Given problem:
Look through the data below. Pick out the lines holding the string "начального".

===

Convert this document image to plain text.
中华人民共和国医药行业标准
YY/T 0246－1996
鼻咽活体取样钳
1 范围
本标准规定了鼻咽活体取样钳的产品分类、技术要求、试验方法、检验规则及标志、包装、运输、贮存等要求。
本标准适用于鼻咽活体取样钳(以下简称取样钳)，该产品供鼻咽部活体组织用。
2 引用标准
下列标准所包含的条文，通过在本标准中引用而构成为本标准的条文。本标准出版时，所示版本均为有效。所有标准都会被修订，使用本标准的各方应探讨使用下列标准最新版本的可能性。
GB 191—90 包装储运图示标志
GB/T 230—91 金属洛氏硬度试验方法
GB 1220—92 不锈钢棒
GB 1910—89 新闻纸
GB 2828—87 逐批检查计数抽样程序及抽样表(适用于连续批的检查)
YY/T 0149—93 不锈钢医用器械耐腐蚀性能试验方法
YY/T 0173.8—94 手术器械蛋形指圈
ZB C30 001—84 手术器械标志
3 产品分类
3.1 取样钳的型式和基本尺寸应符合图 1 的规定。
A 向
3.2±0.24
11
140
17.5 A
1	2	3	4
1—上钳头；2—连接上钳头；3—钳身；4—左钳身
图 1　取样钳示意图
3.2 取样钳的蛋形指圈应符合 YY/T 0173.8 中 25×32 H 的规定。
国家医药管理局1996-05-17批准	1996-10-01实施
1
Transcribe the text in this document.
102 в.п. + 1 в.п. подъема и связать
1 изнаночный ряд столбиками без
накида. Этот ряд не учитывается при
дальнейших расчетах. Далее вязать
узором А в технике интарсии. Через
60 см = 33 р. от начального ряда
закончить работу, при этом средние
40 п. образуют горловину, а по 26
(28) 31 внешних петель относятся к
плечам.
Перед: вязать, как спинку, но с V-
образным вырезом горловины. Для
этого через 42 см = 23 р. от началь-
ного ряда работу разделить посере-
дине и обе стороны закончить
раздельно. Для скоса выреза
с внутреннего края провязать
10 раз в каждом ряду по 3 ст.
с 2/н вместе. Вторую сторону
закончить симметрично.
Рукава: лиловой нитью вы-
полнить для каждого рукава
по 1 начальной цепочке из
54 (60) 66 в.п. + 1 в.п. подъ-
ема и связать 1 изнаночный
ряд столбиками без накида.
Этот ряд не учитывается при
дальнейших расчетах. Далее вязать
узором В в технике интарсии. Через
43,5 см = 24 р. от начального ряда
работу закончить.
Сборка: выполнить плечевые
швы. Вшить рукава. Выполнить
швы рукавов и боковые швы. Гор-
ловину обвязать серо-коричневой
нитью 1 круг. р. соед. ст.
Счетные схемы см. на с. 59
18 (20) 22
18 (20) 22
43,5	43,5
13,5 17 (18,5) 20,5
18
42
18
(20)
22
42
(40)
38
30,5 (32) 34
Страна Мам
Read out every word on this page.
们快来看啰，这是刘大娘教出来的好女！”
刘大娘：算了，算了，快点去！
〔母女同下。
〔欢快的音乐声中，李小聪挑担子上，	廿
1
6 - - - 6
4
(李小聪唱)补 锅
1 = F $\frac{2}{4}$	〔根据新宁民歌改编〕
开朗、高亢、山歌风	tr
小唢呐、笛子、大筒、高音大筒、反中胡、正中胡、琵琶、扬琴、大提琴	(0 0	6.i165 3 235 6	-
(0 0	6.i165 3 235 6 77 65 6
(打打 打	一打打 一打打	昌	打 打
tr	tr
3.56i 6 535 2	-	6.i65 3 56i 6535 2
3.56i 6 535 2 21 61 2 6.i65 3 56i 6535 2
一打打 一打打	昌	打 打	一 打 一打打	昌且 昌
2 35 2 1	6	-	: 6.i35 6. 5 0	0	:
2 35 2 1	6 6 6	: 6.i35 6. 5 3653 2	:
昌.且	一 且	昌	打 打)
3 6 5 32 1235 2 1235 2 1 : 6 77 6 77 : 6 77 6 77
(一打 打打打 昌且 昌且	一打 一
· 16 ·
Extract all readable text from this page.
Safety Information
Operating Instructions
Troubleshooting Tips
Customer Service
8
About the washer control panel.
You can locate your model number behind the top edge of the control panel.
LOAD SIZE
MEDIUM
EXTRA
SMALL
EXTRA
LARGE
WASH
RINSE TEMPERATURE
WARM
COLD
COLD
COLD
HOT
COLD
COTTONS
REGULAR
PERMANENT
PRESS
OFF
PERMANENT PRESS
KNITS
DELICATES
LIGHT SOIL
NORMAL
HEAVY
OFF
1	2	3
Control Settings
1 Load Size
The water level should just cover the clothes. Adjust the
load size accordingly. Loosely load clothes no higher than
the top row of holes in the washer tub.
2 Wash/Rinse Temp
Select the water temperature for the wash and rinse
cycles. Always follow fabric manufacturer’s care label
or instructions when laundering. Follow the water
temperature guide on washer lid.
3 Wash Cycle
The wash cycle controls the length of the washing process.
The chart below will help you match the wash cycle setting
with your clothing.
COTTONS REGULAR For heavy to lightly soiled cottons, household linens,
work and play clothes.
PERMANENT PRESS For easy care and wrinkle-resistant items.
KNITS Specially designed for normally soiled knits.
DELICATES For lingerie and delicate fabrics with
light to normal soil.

===

Completed task:
60 см = 33 р. от начального ряда
43,5 см = 24 р. от начального ряда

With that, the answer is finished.